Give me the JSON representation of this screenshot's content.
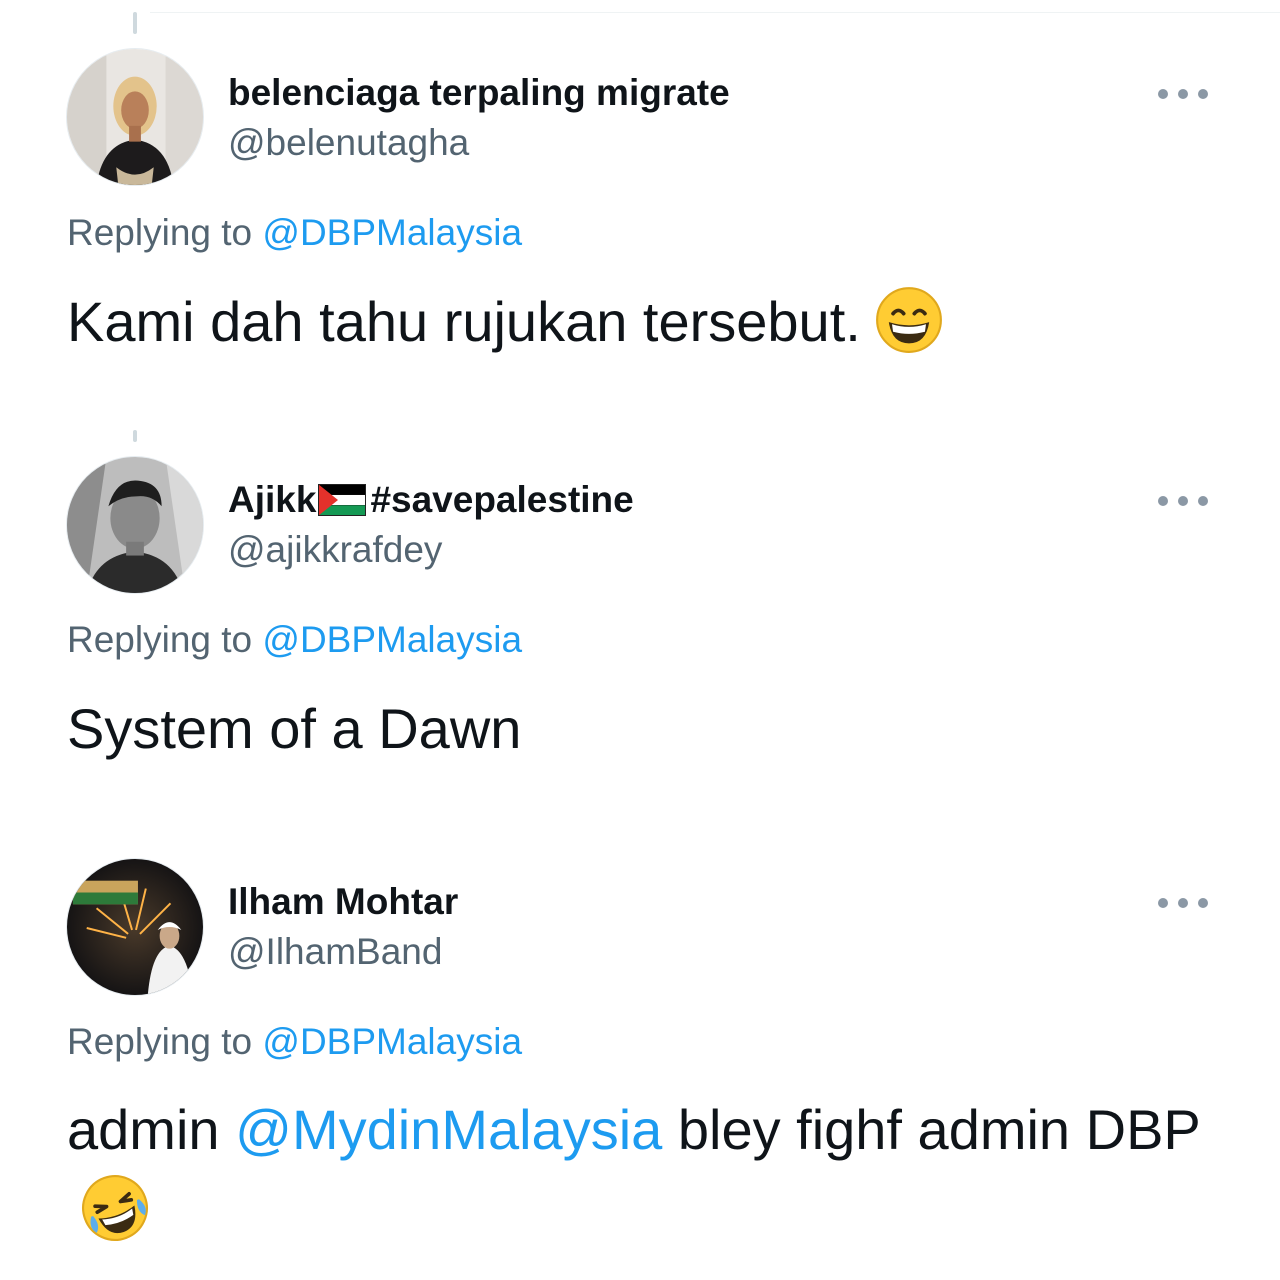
{
  "tweets": [
    {
      "display_name": "belenciaga terpaling migrate",
      "handle": "@belenutagha",
      "replying_prefix": "Replying to ",
      "replying_to": "@DBPMalaysia",
      "text": "Kami dah tahu rujukan tersebut.",
      "emoji": "grinning-face-with-smiling-eyes"
    },
    {
      "display_name": "Ajikk",
      "display_name_suffix": "#savepalestine",
      "flag": "palestine-flag",
      "handle": "@ajikkrafdey",
      "replying_prefix": "Replying to ",
      "replying_to": "@DBPMalaysia",
      "text": "System of a Dawn"
    },
    {
      "display_name": "Ilham Mohtar",
      "handle": "@IlhamBand",
      "replying_prefix": "Replying to ",
      "replying_to": "@DBPMalaysia",
      "text_pre": "admin ",
      "text_mention": "@MydinMalaysia",
      "text_post": " bley fighf admin DBP",
      "emoji": "rolling-on-the-floor-laughing"
    }
  ],
  "colors": {
    "text": "#0f1419",
    "secondary": "#536471",
    "link": "#1d9bf0",
    "more_dots": "#8b98a5",
    "thread_line": "#cfd9de"
  }
}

********************

AIM OF THE EXERCISE ::
Omit the pictures and output all of the other material exactly.

COMPLETED TASK ::
Give me the JSON representation of this screenshot's content.
{
  "tweets": [
    {
      "display_name": "belenciaga terpaling migrate",
      "handle": "@belenutagha",
      "replying_prefix": "Replying to ",
      "replying_to": "@DBPMalaysia",
      "text": "Kami dah tahu rujukan tersebut.",
      "emoji": "grinning-face-with-smiling-eyes"
    },
    {
      "display_name": "Ajikk",
      "display_name_suffix": "#savepalestine",
      "flag": "palestine-flag",
      "handle": "@ajikkrafdey",
      "replying_prefix": "Replying to ",
      "replying_to": "@DBPMalaysia",
      "text": "System of a Dawn"
    },
    {
      "display_name": "Ilham Mohtar",
      "handle": "@IlhamBand",
      "replying_prefix": "Replying to ",
      "replying_to": "@DBPMalaysia",
      "text_pre": "admin ",
      "text_mention": "@MydinMalaysia",
      "text_post": " bley fighf admin DBP",
      "emoji": "rolling-on-the-floor-laughing"
    }
  ],
  "colors": {
    "text": "#0f1419",
    "secondary": "#536471",
    "link": "#1d9bf0",
    "more_dots": "#8b98a5",
    "thread_line": "#cfd9de"
  }
}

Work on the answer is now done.